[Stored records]

>> Start

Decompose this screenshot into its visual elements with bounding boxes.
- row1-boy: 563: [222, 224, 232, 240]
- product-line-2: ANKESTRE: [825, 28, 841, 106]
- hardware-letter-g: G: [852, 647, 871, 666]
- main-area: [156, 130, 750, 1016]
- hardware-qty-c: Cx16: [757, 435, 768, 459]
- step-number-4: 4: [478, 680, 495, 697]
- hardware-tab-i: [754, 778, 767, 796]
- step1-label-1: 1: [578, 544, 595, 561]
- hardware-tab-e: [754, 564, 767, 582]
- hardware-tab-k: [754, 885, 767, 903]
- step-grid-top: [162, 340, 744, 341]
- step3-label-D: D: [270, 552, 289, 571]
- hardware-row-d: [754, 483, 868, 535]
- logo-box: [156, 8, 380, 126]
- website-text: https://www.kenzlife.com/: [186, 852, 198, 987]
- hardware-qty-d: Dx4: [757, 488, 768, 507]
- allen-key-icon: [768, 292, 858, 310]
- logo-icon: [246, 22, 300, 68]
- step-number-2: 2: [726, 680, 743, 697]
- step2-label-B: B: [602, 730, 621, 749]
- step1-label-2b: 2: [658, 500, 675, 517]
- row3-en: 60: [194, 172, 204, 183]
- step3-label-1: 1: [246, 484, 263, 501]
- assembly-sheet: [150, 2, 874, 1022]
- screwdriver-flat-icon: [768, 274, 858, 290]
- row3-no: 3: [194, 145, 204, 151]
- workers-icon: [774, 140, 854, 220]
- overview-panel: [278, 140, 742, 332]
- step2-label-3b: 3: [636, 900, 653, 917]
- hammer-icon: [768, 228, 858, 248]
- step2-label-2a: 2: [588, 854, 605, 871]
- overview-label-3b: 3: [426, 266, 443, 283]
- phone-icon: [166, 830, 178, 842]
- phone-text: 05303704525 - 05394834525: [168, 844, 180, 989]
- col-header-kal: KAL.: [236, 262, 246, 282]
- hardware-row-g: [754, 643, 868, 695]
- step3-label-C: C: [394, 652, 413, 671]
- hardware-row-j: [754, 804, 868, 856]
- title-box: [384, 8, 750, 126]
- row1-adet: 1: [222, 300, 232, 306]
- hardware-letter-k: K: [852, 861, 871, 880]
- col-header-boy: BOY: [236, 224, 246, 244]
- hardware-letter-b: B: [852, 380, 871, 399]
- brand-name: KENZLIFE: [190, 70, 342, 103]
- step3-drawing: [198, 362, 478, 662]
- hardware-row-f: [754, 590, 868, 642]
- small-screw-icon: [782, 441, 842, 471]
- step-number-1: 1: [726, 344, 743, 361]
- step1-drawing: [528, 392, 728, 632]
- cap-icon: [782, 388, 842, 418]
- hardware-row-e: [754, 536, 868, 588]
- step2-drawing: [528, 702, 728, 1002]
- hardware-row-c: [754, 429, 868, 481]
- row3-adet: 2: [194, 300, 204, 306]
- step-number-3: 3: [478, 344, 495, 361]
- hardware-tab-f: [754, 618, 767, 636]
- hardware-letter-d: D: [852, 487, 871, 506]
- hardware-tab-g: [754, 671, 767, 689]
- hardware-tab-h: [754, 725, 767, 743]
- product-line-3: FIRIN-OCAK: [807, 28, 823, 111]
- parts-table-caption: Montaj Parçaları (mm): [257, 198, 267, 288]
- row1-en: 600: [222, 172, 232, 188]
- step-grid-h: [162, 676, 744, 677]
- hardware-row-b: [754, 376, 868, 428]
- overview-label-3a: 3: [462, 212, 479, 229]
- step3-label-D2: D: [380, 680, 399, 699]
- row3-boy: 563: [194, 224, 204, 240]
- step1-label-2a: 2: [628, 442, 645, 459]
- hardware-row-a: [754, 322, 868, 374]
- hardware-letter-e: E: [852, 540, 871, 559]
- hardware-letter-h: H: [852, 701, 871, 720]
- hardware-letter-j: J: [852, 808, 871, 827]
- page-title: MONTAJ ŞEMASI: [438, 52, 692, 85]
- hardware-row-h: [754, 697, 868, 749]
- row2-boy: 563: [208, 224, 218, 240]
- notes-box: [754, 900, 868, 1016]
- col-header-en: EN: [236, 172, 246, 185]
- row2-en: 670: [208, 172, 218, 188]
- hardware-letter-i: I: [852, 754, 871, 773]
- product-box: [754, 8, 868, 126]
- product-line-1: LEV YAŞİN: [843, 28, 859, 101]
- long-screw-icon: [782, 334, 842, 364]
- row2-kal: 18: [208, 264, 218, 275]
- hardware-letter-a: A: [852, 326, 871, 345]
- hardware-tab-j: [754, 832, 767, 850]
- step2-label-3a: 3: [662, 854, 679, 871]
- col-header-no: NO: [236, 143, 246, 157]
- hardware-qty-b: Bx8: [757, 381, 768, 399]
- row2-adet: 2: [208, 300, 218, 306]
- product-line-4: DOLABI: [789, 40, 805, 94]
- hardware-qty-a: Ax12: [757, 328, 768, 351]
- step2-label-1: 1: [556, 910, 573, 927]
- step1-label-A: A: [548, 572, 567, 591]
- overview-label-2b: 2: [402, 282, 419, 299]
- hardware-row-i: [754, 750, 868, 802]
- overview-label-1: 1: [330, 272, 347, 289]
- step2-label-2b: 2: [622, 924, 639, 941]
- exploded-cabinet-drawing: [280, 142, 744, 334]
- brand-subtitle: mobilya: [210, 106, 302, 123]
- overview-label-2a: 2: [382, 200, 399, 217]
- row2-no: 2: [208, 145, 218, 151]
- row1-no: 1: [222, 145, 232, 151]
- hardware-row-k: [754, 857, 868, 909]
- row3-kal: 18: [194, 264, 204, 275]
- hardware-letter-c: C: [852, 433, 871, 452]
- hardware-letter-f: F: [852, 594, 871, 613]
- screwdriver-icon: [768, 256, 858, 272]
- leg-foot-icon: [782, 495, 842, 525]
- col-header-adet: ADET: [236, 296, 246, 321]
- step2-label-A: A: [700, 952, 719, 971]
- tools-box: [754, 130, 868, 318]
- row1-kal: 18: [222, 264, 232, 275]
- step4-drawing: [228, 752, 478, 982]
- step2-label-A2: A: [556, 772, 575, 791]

>> End

== Exercise instructions ==
Report each line in the entries above that contains the string "overview".

== Output of the task ==
- overview-panel: [278, 140, 742, 332]
- overview-label-3b: 3: [426, 266, 443, 283]
- overview-label-3a: 3: [462, 212, 479, 229]
- overview-label-2b: 2: [402, 282, 419, 299]
- overview-label-1: 1: [330, 272, 347, 289]
- overview-label-2a: 2: [382, 200, 399, 217]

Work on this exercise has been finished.